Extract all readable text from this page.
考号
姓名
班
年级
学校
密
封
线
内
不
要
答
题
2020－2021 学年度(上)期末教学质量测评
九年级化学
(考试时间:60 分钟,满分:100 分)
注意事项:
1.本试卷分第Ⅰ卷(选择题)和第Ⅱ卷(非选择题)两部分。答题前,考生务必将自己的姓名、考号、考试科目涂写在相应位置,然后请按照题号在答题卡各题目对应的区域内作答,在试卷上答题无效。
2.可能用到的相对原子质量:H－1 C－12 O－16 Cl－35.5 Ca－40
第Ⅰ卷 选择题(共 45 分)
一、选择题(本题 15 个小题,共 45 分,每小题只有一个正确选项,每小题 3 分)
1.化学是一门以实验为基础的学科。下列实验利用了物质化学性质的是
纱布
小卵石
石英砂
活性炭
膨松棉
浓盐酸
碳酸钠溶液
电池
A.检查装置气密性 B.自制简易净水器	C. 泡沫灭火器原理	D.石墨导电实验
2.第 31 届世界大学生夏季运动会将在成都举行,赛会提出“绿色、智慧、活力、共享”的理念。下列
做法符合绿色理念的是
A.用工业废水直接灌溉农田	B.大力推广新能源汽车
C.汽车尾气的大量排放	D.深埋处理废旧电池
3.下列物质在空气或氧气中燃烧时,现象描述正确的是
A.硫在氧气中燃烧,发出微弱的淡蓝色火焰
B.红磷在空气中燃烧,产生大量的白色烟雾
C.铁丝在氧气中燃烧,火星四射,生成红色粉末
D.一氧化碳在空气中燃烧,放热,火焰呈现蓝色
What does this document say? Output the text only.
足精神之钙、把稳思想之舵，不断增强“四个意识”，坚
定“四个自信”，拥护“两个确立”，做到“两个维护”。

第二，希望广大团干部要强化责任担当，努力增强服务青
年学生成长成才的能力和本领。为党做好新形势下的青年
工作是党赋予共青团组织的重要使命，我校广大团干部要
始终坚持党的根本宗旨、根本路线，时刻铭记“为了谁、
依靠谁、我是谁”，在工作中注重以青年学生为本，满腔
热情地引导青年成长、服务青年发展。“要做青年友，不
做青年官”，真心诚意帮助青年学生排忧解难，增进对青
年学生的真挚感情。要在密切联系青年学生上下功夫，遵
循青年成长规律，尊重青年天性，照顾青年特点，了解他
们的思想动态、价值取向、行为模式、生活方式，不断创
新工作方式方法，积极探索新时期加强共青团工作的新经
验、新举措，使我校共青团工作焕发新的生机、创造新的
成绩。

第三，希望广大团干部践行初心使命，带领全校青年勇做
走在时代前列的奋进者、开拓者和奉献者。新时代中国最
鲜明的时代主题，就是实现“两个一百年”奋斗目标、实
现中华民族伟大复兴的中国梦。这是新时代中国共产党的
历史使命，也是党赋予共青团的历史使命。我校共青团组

# [EXERCISE TASK]
From the records above, report the count of lines containing "text" and nothing more.

# [WRITTEN REPLY]
2